### [Written instruction]
Copy every line that mentions the word "accompany".

### [Raw data]
==*==
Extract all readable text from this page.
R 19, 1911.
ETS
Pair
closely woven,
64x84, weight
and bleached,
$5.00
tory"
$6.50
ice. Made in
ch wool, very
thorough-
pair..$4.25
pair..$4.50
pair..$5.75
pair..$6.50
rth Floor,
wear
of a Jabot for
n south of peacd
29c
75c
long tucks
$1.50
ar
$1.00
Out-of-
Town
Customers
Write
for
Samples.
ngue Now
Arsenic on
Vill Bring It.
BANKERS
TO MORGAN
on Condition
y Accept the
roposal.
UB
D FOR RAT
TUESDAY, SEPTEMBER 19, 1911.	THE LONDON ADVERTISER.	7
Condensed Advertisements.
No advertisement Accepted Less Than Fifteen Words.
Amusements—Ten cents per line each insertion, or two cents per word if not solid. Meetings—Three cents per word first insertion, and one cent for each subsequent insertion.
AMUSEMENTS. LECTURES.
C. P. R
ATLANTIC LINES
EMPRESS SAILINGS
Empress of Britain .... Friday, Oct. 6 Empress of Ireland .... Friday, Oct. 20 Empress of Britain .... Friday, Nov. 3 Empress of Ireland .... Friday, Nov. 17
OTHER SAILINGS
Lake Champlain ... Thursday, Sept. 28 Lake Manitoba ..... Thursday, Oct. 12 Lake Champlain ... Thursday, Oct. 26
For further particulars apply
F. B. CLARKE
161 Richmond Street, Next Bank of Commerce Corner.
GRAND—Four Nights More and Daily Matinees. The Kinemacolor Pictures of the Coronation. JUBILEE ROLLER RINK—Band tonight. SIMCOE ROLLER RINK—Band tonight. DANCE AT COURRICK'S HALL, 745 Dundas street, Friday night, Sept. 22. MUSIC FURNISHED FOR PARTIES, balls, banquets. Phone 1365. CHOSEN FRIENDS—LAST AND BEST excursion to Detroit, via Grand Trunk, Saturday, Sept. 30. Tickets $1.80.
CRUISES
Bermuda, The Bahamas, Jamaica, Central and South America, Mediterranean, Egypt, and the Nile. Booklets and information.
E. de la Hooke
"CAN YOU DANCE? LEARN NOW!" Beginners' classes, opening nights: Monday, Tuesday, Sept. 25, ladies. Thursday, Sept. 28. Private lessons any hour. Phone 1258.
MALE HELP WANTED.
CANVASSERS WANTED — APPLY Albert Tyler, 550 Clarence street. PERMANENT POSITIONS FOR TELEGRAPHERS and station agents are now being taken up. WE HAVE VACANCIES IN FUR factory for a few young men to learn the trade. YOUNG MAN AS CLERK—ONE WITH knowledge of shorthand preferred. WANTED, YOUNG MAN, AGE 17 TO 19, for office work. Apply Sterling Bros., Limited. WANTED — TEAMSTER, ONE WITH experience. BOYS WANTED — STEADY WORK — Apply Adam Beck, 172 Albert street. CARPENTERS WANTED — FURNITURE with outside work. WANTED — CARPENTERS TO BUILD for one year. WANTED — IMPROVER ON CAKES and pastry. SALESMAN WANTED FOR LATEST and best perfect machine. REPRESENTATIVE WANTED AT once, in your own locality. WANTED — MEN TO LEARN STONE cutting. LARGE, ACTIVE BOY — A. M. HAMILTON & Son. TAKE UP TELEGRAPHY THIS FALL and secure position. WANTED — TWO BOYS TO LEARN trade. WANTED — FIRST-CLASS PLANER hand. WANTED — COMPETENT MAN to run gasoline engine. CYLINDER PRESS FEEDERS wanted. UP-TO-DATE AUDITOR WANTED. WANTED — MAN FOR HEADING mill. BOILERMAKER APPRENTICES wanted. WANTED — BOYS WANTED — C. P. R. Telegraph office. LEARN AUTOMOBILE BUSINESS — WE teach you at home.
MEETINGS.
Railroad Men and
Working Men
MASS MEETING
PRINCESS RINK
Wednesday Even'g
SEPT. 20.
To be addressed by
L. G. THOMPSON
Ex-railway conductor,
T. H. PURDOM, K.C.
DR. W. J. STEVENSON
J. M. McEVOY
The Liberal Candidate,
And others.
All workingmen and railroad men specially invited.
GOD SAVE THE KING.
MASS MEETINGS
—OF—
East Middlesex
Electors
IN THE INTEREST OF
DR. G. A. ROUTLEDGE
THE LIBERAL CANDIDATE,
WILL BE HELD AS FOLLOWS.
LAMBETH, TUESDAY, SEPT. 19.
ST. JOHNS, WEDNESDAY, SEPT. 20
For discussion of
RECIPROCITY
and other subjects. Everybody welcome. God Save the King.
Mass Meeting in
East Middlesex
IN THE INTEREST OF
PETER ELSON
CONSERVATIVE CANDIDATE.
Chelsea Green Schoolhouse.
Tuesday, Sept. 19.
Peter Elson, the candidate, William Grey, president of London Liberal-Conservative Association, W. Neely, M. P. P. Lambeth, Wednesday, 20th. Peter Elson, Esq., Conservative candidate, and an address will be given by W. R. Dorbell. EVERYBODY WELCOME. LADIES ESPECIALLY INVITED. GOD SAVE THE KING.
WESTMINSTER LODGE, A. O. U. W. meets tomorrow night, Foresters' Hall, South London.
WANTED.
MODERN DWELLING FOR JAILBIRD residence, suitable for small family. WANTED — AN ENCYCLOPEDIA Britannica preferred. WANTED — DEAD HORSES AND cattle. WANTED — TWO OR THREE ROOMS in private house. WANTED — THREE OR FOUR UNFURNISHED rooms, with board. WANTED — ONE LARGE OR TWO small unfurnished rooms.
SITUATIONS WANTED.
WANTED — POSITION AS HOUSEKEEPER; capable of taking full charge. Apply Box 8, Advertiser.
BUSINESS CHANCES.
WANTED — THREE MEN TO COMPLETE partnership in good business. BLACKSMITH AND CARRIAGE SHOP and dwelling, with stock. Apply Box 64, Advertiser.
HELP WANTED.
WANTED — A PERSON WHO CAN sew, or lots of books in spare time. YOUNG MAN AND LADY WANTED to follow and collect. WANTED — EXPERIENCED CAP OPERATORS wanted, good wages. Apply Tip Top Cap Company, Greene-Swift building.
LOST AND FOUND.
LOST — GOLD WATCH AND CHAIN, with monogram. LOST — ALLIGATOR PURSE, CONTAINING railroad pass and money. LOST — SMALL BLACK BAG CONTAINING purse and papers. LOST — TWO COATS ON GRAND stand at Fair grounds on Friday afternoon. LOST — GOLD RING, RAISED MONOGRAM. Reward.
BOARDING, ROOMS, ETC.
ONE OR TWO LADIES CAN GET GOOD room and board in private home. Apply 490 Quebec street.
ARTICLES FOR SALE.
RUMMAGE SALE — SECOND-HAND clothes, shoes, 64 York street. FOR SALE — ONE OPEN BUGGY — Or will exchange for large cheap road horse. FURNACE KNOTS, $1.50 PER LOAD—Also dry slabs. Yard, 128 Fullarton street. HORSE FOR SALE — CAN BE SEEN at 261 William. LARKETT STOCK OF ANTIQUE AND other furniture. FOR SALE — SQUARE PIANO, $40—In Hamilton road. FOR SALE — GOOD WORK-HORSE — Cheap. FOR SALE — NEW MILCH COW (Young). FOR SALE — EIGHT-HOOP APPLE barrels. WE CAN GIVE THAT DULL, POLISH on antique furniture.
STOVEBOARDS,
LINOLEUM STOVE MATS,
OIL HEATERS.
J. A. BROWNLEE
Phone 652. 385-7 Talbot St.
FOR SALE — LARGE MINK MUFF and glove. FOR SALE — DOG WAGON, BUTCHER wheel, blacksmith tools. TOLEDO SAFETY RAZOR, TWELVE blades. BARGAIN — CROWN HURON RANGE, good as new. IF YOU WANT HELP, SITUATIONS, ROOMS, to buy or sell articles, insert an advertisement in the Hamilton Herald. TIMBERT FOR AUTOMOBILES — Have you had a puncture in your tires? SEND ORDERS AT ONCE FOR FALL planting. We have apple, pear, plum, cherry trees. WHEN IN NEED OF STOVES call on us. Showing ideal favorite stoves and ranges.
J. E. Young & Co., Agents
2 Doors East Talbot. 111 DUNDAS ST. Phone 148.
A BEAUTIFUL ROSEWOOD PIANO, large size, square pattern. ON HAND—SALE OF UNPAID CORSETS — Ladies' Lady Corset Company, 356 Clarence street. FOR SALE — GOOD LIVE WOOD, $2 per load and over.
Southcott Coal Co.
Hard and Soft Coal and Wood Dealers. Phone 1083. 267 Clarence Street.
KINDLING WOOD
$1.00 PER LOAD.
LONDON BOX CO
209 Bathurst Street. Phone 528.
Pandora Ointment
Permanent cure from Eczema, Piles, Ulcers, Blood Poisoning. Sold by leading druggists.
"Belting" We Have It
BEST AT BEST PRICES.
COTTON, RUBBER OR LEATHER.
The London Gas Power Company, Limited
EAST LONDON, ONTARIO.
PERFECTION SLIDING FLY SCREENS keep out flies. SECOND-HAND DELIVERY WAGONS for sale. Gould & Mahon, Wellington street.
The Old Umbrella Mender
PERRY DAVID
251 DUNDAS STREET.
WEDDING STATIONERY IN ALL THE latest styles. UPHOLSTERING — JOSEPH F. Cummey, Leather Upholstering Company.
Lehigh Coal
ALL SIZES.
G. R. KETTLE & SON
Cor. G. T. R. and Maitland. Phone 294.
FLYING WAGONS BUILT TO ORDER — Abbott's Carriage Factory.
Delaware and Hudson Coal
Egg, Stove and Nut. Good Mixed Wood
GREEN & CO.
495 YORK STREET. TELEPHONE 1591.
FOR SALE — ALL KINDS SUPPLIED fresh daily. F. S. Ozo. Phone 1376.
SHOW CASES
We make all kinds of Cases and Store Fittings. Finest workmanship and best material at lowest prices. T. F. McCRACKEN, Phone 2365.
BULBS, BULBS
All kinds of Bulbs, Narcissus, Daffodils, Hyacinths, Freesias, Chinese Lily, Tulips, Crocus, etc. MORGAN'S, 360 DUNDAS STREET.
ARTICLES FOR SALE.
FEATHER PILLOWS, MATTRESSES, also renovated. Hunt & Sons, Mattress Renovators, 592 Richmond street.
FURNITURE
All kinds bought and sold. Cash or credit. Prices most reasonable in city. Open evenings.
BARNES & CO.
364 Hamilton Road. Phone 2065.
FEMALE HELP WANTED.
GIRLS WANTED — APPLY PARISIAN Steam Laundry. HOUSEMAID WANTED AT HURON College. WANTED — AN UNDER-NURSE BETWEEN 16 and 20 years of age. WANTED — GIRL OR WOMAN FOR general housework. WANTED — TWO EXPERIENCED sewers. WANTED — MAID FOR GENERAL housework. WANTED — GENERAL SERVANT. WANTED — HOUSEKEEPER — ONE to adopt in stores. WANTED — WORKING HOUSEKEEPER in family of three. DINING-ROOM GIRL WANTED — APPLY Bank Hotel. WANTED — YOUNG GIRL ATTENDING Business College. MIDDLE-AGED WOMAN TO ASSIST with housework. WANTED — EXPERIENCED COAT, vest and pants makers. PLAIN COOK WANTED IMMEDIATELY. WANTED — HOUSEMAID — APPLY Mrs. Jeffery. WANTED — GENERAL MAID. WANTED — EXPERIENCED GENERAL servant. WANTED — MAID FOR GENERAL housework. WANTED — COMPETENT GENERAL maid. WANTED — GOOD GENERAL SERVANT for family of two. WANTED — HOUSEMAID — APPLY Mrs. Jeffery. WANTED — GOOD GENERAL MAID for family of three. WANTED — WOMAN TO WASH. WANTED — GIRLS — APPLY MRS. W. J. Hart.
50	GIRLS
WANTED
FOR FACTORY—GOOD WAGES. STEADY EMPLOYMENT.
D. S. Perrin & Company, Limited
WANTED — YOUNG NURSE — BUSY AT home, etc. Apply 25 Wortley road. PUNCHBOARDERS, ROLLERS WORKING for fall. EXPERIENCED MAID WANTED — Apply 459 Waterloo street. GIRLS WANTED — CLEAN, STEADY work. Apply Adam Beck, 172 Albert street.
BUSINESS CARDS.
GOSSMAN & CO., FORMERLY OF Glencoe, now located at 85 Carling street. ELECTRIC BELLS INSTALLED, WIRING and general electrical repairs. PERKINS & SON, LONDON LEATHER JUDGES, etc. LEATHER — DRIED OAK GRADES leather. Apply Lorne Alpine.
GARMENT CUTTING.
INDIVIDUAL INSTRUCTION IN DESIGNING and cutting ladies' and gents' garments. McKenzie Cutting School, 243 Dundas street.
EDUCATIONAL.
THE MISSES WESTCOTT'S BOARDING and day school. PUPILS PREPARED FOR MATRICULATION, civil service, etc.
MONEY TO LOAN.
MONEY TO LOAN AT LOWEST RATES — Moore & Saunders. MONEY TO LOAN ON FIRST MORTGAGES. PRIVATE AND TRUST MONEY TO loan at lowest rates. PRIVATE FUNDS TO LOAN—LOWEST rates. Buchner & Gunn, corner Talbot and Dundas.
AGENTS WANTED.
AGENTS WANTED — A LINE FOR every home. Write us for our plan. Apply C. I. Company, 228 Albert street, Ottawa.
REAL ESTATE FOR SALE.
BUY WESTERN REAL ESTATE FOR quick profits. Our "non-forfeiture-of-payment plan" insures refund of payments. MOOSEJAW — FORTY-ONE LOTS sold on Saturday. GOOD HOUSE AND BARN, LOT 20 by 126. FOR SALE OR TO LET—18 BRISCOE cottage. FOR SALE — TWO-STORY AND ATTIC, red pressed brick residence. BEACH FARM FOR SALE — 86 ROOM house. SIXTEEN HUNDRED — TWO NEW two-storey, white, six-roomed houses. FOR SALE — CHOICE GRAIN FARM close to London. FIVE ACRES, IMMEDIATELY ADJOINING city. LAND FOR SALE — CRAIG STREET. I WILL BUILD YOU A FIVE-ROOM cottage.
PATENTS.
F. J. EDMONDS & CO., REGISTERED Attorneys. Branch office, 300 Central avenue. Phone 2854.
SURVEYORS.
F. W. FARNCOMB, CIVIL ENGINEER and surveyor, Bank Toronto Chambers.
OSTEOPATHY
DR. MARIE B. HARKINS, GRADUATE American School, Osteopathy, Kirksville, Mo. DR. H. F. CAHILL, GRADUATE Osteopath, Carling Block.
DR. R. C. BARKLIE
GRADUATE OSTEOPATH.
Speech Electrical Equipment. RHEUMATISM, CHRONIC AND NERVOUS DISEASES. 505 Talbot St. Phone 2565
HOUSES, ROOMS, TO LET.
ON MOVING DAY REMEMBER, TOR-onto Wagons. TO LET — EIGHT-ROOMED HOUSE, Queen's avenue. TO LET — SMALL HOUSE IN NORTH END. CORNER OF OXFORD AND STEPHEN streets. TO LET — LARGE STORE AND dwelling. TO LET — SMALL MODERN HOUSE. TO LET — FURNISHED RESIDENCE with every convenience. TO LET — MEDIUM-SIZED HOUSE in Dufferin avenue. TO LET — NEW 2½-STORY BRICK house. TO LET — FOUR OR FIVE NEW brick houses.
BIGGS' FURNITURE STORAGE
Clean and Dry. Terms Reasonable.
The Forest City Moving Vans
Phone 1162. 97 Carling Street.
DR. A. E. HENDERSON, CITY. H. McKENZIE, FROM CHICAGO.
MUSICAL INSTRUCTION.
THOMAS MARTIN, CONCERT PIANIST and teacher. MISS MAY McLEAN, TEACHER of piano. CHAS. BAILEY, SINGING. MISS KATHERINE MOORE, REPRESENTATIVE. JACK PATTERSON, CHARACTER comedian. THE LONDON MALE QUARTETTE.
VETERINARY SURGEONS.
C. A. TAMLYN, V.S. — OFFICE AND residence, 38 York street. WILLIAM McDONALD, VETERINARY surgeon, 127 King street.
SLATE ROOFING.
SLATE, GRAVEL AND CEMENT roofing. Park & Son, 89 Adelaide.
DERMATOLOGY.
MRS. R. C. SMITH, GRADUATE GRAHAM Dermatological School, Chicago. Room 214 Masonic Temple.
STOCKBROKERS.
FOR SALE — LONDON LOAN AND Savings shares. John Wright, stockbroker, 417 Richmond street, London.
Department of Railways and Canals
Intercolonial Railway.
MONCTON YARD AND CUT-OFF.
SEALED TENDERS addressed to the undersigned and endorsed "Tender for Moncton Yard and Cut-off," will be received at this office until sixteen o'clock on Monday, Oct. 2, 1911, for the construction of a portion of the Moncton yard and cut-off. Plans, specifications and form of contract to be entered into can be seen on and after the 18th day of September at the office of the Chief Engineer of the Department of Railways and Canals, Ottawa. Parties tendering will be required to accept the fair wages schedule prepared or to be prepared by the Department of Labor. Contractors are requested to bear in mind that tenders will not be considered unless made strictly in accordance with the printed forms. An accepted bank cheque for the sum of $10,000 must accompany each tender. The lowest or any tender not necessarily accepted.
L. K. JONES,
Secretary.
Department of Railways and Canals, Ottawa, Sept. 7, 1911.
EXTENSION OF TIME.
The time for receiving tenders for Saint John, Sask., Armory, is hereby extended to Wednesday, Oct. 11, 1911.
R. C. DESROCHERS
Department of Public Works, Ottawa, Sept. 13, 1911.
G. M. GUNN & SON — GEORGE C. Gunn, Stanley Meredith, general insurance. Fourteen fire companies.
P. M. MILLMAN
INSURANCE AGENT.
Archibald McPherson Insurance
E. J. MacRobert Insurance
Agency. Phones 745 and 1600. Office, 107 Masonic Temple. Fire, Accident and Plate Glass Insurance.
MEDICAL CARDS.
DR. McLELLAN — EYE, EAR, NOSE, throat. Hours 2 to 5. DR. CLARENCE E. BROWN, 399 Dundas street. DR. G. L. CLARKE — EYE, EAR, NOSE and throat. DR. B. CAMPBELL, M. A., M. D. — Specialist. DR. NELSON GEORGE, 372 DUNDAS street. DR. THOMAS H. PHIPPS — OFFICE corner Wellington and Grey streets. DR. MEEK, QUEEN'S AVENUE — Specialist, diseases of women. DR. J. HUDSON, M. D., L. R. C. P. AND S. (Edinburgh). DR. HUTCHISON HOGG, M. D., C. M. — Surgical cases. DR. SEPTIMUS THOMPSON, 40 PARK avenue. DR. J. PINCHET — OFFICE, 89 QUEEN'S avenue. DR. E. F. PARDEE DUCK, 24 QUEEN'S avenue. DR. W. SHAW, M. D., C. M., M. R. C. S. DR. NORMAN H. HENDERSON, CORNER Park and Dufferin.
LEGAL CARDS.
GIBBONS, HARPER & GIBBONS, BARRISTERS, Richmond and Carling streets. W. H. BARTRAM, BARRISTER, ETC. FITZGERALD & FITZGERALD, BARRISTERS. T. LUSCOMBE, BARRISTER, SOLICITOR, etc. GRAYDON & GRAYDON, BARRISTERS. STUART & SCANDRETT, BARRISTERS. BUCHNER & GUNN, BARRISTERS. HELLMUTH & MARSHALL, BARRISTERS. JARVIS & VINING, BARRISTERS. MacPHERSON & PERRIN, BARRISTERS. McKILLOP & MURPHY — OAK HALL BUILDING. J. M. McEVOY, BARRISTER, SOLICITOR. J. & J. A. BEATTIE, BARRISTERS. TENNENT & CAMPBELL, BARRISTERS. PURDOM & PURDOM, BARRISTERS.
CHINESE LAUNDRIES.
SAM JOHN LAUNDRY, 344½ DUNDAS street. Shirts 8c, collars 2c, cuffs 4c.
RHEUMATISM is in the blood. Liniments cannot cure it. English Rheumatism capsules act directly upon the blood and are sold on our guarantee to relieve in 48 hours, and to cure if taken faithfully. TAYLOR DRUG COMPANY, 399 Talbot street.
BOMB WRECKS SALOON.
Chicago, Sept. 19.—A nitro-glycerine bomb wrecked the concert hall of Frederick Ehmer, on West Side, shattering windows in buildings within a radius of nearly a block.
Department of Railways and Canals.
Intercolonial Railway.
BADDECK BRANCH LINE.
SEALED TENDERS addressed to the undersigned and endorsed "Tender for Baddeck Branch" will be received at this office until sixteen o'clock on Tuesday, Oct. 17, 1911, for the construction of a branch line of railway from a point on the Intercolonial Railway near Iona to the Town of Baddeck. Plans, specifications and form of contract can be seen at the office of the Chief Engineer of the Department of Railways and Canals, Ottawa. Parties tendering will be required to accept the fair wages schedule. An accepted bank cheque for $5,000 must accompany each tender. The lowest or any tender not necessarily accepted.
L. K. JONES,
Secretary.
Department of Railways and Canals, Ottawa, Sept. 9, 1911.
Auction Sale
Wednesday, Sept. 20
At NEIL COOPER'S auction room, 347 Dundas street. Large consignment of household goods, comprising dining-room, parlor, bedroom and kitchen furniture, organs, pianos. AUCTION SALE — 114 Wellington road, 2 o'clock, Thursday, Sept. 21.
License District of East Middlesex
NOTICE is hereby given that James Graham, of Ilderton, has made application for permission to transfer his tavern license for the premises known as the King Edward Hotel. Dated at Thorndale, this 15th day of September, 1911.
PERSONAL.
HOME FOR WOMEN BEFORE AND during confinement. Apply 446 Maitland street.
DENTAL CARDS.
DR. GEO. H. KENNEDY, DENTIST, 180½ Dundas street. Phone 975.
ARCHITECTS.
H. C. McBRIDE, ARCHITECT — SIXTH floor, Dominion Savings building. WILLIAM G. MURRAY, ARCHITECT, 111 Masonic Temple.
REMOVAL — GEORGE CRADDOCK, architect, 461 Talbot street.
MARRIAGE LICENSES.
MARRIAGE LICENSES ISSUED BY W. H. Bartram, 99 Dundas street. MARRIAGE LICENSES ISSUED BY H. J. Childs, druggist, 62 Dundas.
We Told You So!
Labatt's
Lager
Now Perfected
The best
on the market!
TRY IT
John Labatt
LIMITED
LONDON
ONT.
==*==
### [Result of the task]
SEALED TENDERS addressed to the undersigned and endorsed "Tender for Moncton Yard and Cut-off," will be received at this office until sixteen o'clock on Monday, Oct. 2, 1911, for the construction of a portion of the Moncton yard and cut-off. Plans, specifications and form of contract to be entered into can be seen on and after the 18th day of September at the office of the Chief Engineer of the Department of Railways and Canals, Ottawa. Parties tendering will be required to accept the fair wages schedule prepared or to be prepared by the Department of Labor. Contractors are requested to bear in mind that tenders will not be considered unless made strictly in accordance with the printed forms. An accepted bank cheque for the sum of $10,000 must accompany each tender. The lowest or any tender not necessarily accepted.
SEALED TENDERS addressed to the undersigned and endorsed "Tender for Baddeck Branch" will be received at this office until sixteen o'clock on Tuesday, Oct. 17, 1911, for the construction of a branch line of railway from a point on the Intercolonial Railway near Iona to the Town of Baddeck. Plans, specifications and form of contract can be seen at the office of the Chief Engineer of the Department of Railways and Canals, Ottawa. Parties tendering will be required to accept the fair wages schedule. An accepted bank cheque for $5,000 must accompany each tender. The lowest or any tender not necessarily accepted.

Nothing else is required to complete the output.